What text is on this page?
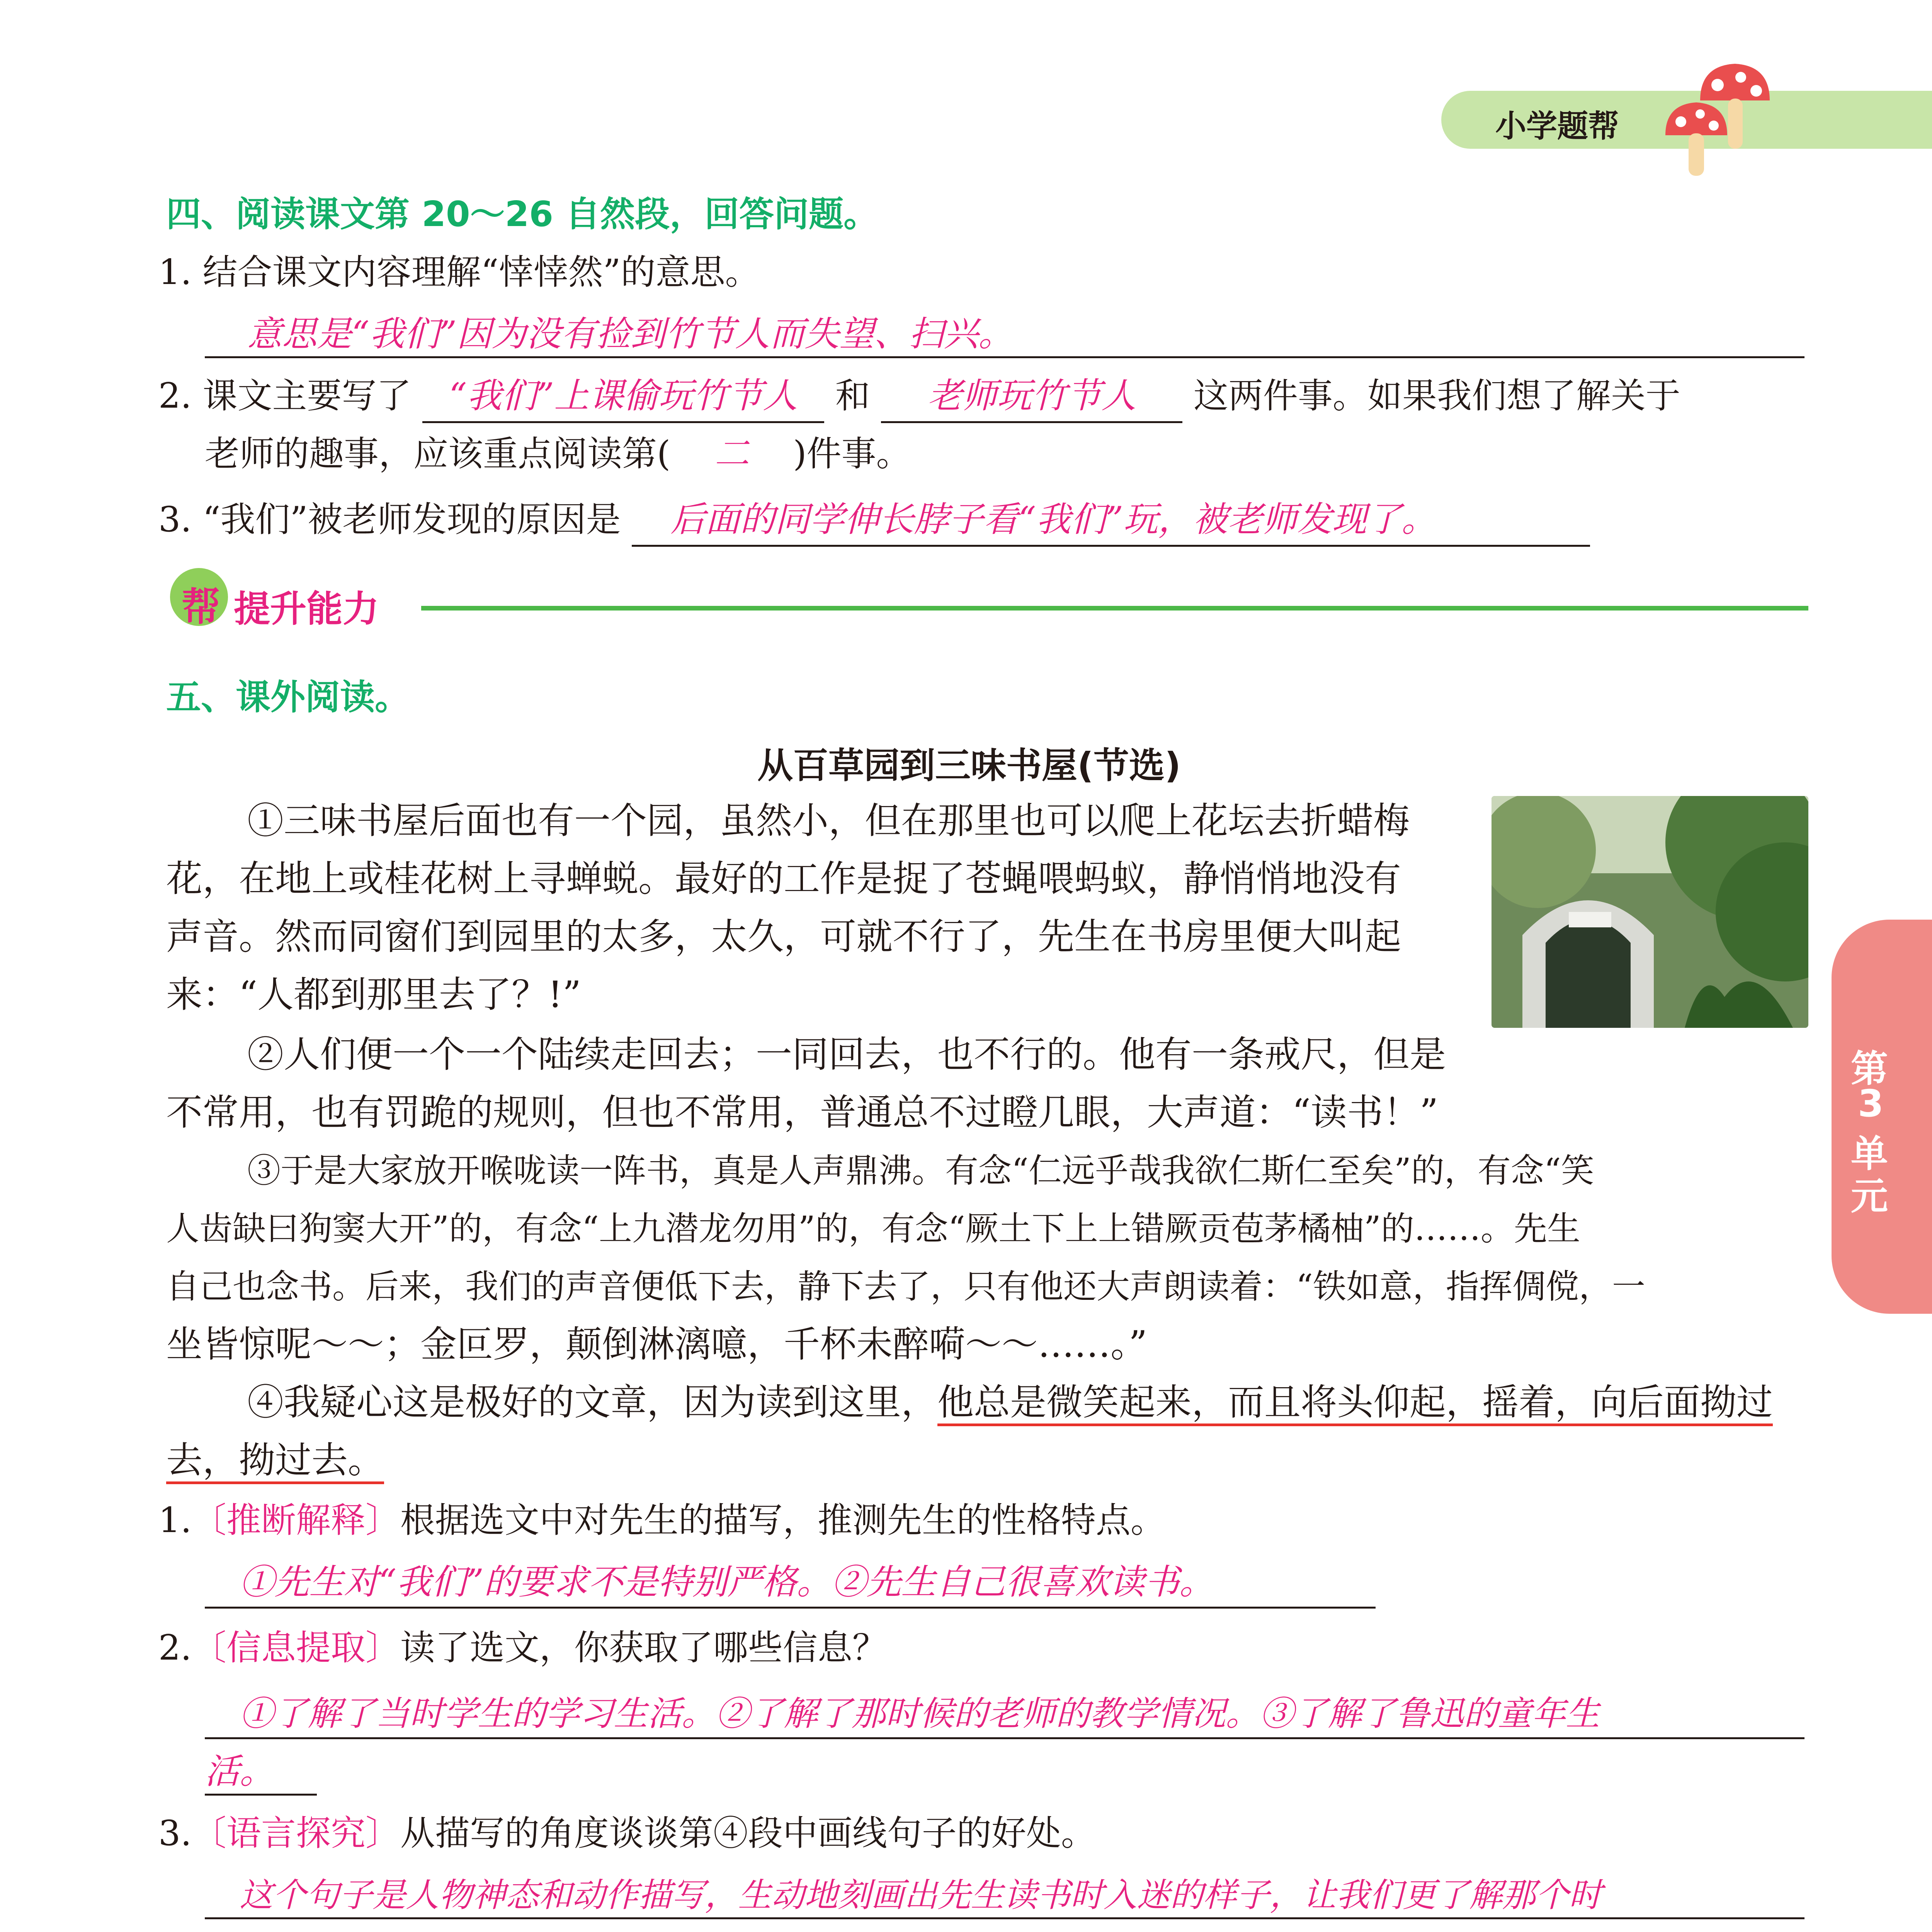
小学题帮
四、阅读课文第 20～26 自然段，回答问题。
1. 结合课文内容理解“悻悻然”的意思。
意思是“我们”因为没有捡到竹节人而失望、扫兴。
2. 课文主要写了 “我们”上课偷玩竹节人 和 老师玩竹节人 这两件事。如果我们想了解关于
老师的趣事，应该重点阅读第( 二 )件事。
3. “我们”被老师发现的原因是 后面的同学伸长脖子看“我们”玩，被老师发现了。
帮 提升能力
五、课外阅读。
从百草园到三味书屋(节选)
①三味书屋后面也有一个园，虽然小，但在那里也可以爬上花坛去折蜡梅
花，在地上或桂花树上寻蝉蜕。最好的工作是捉了苍蝇喂蚂蚁，静悄悄地没有
声音。然而同窗们到园里的太多，太久，可就不行了，先生在书房里便大叫起
来：“人都到那里去了？!”
②人们便一个一个陆续走回去；一同回去，也不行的。他有一条戒尺，但是
不常用，也有罚跪的规则，但也不常用，普通总不过瞪几眼，大声道：“读书！”
③于是大家放开喉咙读一阵书，真是人声鼎沸。有念“仁远乎哉我欲仁斯仁至矣”的，有念“笑
人齿缺曰狗窦大开”的，有念“上九潜龙勿用”的，有念“厥土下上上错厥贡苞茅橘柚”的……。先生
自己也念书。后来，我们的声音便低下去，静下去了，只有他还大声朗读着：“铁如意，指挥倜傥，一
坐皆惊呢～～；金叵罗，颠倒淋漓噫，千杯未醉嗬～～……。”
④我疑心这是极好的文章，因为读到这里，他总是微笑起来，而且将头仰起，摇着，向后面拗过
去，拗过去。
1.〔推断解释〕根据选文中对先生的描写，推测先生的性格特点。
①先生对“我们”的要求不是特别严格。②先生自己很喜欢读书。
2.〔信息提取〕读了选文，你获取了哪些信息？
①了解了当时学生的学习生活。②了解了那时候的老师的教学情况。③了解了鲁迅的童年生
活。
3.〔语言探究〕从描写的角度谈谈第④段中画线句子的好处。
这个句子是人物神态和动作描写，生动地刻画出先生读书时入迷的样子，让我们更了解那个时
第
3
单
元
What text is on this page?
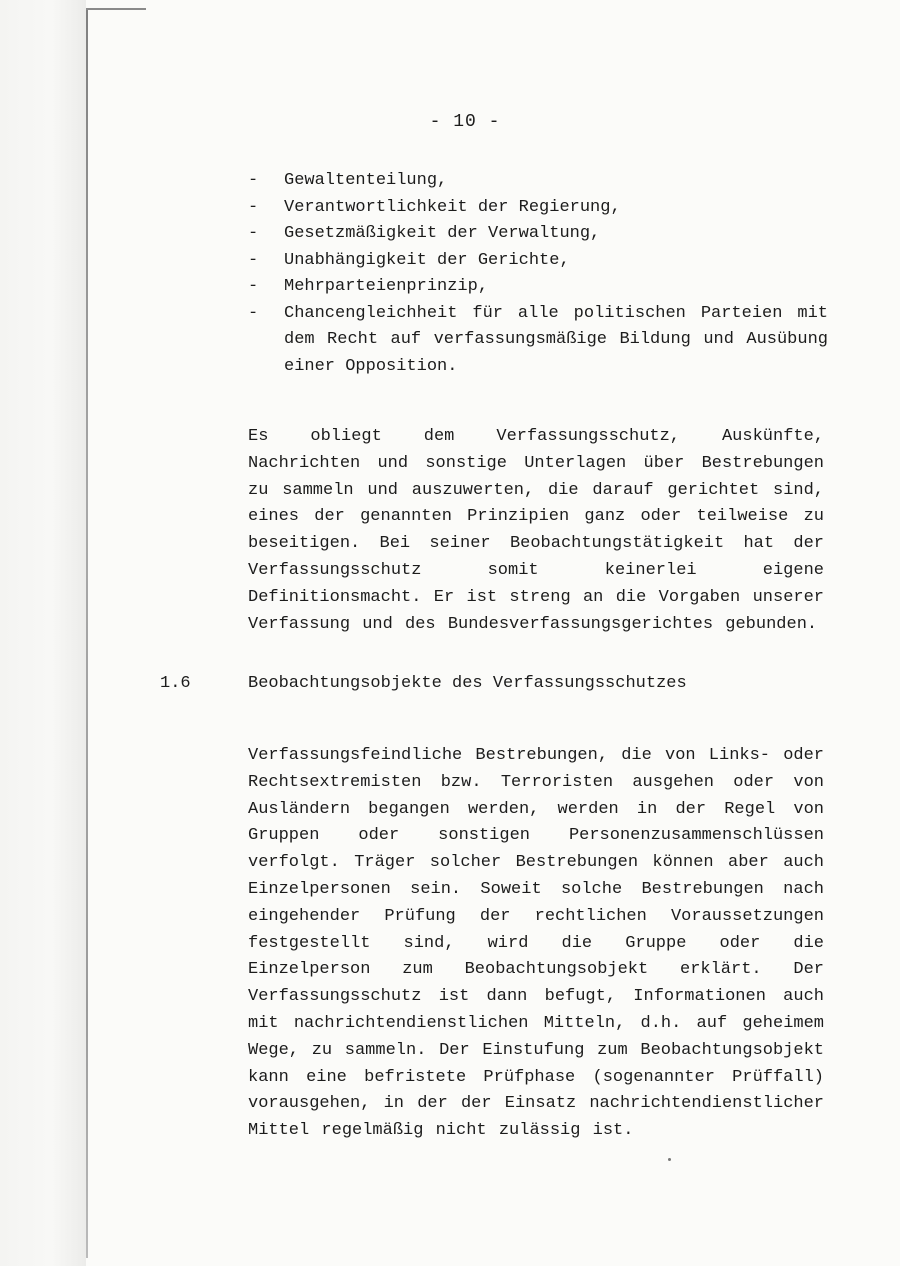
- 10 -
-	Gewaltenteilung,
-	Verantwortlichkeit der Regierung,
-	Gesetzmäßigkeit der Verwaltung,
-	Unabhängigkeit der Gerichte,
-	Mehrparteienprinzip,
-	Chancengleichheit für alle politischen Parteien mit dem Recht auf verfassungsmäßige Bildung und Ausübung einer Opposition.

Es obliegt dem Verfassungsschutz, Auskünfte, Nachrichten und sonstige Unterlagen über Bestrebungen zu sammeln und auszuwerten, die darauf gerichtet sind, eines der genannten Prinzipien ganz oder teilweise zu beseitigen. Bei seiner Beobachtungstätigkeit hat der Verfassungsschutz somit keinerlei eigene Definitionsmacht. Er ist streng an die Vorgaben unserer Verfassung und des Bundesverfassungsgerichtes gebunden.

1.6	Beobachtungsobjekte des Verfassungsschutzes

Verfassungsfeindliche Bestrebungen, die von Links- oder Rechtsextremisten bzw. Terroristen ausgehen oder von Ausländern begangen werden, werden in der Regel von Gruppen oder sonstigen Personenzusammenschlüssen verfolgt. Träger solcher Bestrebungen können aber auch Einzelpersonen sein. Soweit solche Bestrebungen nach eingehender Prüfung der rechtlichen Voraussetzungen festgestellt sind, wird die Gruppe oder die Einzelperson zum Beobachtungsobjekt erklärt. Der Verfassungsschutz ist dann befugt, Informationen auch mit nachrichtendienstlichen Mitteln, d.h. auf geheimem Wege, zu sammeln. Der Einstufung zum Beobachtungsobjekt kann eine befristete Prüfphase (sogenannter Prüffall) vorausgehen, in der der Einsatz nachrichtendienstlicher Mittel regelmäßig nicht zulässig ist.
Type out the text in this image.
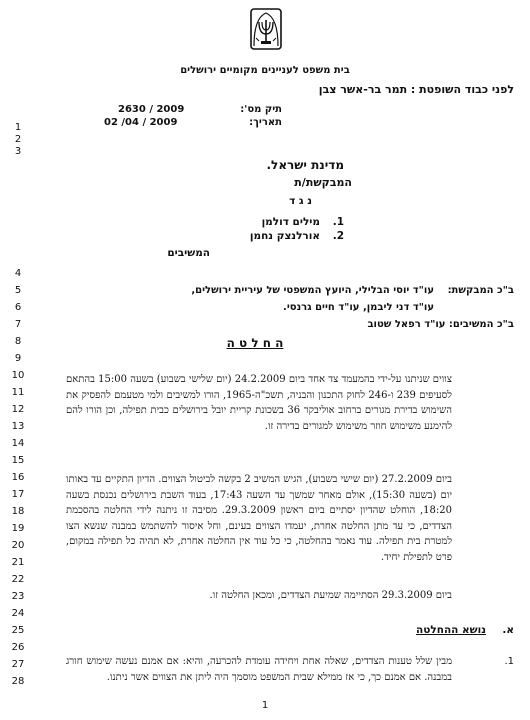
בית משפט לעניינים מקומיים ירושלים
לפני כבוד השופטת : תמר בר-אשר צבן
תיק מס':
2630 / 2009
תאריך:
02 /04 / 2009
מדינת ישראל.
המבקשת/ת
נ ג ד
1.
מילים דולמן
2.
אורלנצק נחמן
המשיבים
1
2
3
4
5
6
7
8
9
10
11
12
13
14
15
16
17
18
19
20
21
22
23
24
25
26
27
28
ב"כ המבקשת:
עו"ד יוסי הבלילי, היועץ המשפטי של עיריית ירושלים,
עו"ד דני ליבמן, עו"ד חיים גרנסי.
ב"כ המשיבים: עו"ד רפאל שטוב
ה ח ל ט ה
צווים שניתנו על-ידי בהמעמד צד אחד ביום 24.2.2009 (יום שלישי בשבוע) בשעה 15:00 בהתאם לסעיפים 239 ו-246 לחוק התכנון והבניה, תשכ"ה-1965, הורו למשיבים ולמי מטעמם להפסיק את השימוש בדירת מגורים ברחוב אוליבקר 36 בשכונת קריית יובל בירושלים כבית תפילה, וכן הורו להם להימנע משימוש חוזר משימוש למגורים בדירה זו.
ביום 27.2.2009 (יום שישי בשבוע), הגיש המשיב 2 בקשה לביטול הצווים. הדיון התקיים עד באותו יום (בשעה 15:30), אולם מאחר שמשך עד השעה 17:43, בעוד השבת בירושלים נכנסת בשעה 18:20, הוחלט שהדיון יסתיים ביום ראשון 29.3.2009. מסיבה זו ניתנה לידי החלטה בהסכמת הצדדים, כי עד מתן החלטה אחרת, יעמדו הצווים בעינם, וחל איסור להשתמש במבנה שנשא הצו למטרת בית תפילה. עוד נאמר בהחלטה, כי כל עוד אין החלטה אחרת, לא תהיה כל תפילה במקום, פרט לתפילת יחיד.
ביום 29.3.2009 הסתיימה שמיעת הצדדים, ומכאן החלטה זו.
א.
נושא ההחלטה
1.
מבין שלל טענות הצדדים, שאלה אחת ויחידה עומדת להכרעה, והיא: אם אמנם נעשה שימוש חורג במבנה. אם אמנם כך, כי אז ממילא שבית המשפט מוסמך היה ליתן את הצווים אשר ניתנו.
1
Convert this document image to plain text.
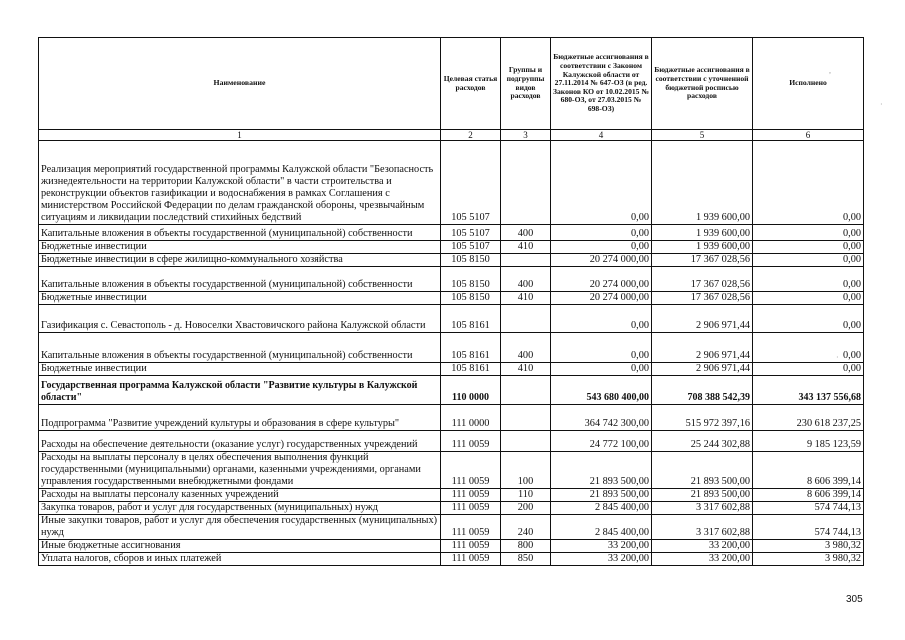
Наименование	Целевая статья расходов	Группы и подгруппы видов расходов	Бюджетные ассигнования в соответствии с Законом Калужской области от 27.11.2014 № 647-ОЗ (в ред. Законов КО от 10.02.2015 № 680-ОЗ, от 27.03.2015 № 698-ОЗ)	Бюджетные ассигнования в соответствии с уточненной бюджетной росписью расходов	Исполнено
1	2	3	4	5	6
Реализация мероприятий государственной программы Калужской области "Безопасность жизнедеятельности на территории Калужской области" в части строительства и реконструкции объектов газификации и водоснабжения в рамках Соглашения с министерством Российской Федерации по делам гражданской обороны, чрезвычайным ситуациям и ликвидации последствий стихийных бедствий	105 5107		0,00	1 939 600,00	0,00
Капитальные вложения в объекты государственной (муниципальной) собственности	105 5107	400	0,00	1 939 600,00	0,00
Бюджетные инвестиции	105 5107	410	0,00	1 939 600,00	0,00
Бюджетные инвестиции в сфере жилищно-коммунального хозяйства	105 8150		20 274 000,00	17 367 028,56	0,00
Капитальные вложения в объекты государственной (муниципальной) собственности	105 8150	400	20 274 000,00	17 367 028,56	0,00
Бюджетные инвестиции	105 8150	410	20 274 000,00	17 367 028,56	0,00
Газификация с. Севастополь - д. Новоселки Хвастовичского района Калужской области	105 8161		0,00	2 906 971,44	0,00
Капитальные вложения в объекты государственной (муниципальной) собственности	105 8161	400	0,00	2 906 971,44	0,00
Бюджетные инвестиции	105 8161	410	0,00	2 906 971,44	0,00
Государственная программа Калужской области "Развитие культуры в Калужской области"	110 0000		543 680 400,00	708 388 542,39	343 137 556,68
Подпрограмма "Развитие учреждений культуры и образования в сфере культуры"	111 0000		364 742 300,00	515 972 397,16	230 618 237,25
Расходы на обеспечение деятельности (оказание услуг) государственных учреждений	111 0059		24 772 100,00	25 244 302,88	9 185 123,59
Расходы на выплаты персоналу в целях обеспечения выполнения функций государственными (муниципальными) органами, казенными учреждениями, органами управления государственными внебюджетными фондами	111 0059	100	21 893 500,00	21 893 500,00	8 606 399,14
Расходы на выплаты персоналу казенных учреждений	111 0059	110	21 893 500,00	21 893 500,00	8 606 399,14
Закупка товаров, работ и услуг для государственных (муниципальных) нужд	111 0059	200	2 845 400,00	3 317 602,88	574 744,13
Иные закупки товаров, работ и услуг для обеспечения государственных (муниципальных) нужд	111 0059	240	2 845 400,00	3 317 602,88	574 744,13
Иные бюджетные ассигнования	111 0059	800	33 200,00	33 200,00	3 980,32
Уплата налогов, сборов и иных платежей	111 0059	850	33 200,00	33 200,00	3 980,32
305
,
·
·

************

▸ YOUR GOAL
In the records, locate each line holding the string "בשעה" and copy it.

▸ TASK OUTPUT
צווים שניתנו על-ידי בהמעמד צד אחד ביום 24.2.2009 (יום שלישי בשבוע) בשעה 15:00 בהתאם לסעיפים 239 ו-246 לחוק התכנון והבניה, תשכ"ה-1965, הורו למשיבים ולמי מטעמם להפסיק את השימוש בדירת מגורים ברחוב אוליבקר 36 בשכונת קריית יובל בירושלים כבית תפילה, וכן הורו להם להימנע משימוש חוזר משימוש למגורים בדירה זו.
ביום 27.2.2009 (יום שישי בשבוע), הגיש המשיב 2 בקשה לביטול הצווים. הדיון התקיים עד באותו יום (בשעה 15:30), אולם מאחר שמשך עד השעה 17:43, בעוד השבת בירושלים נכנסת בשעה 18:20, הוחלט שהדיון יסתיים ביום ראשון 29.3.2009. מסיבה זו ניתנה לידי החלטה בהסכמת הצדדים, כי עד מתן החלטה אחרת, יעמדו הצווים בעינם, וחל איסור להשתמש במבנה שנשא הצו למטרת בית תפילה. עוד נאמר בהחלטה, כי כל עוד אין החלטה אחרת, לא תהיה כל תפילה במקום, פרט לתפילת יחיד.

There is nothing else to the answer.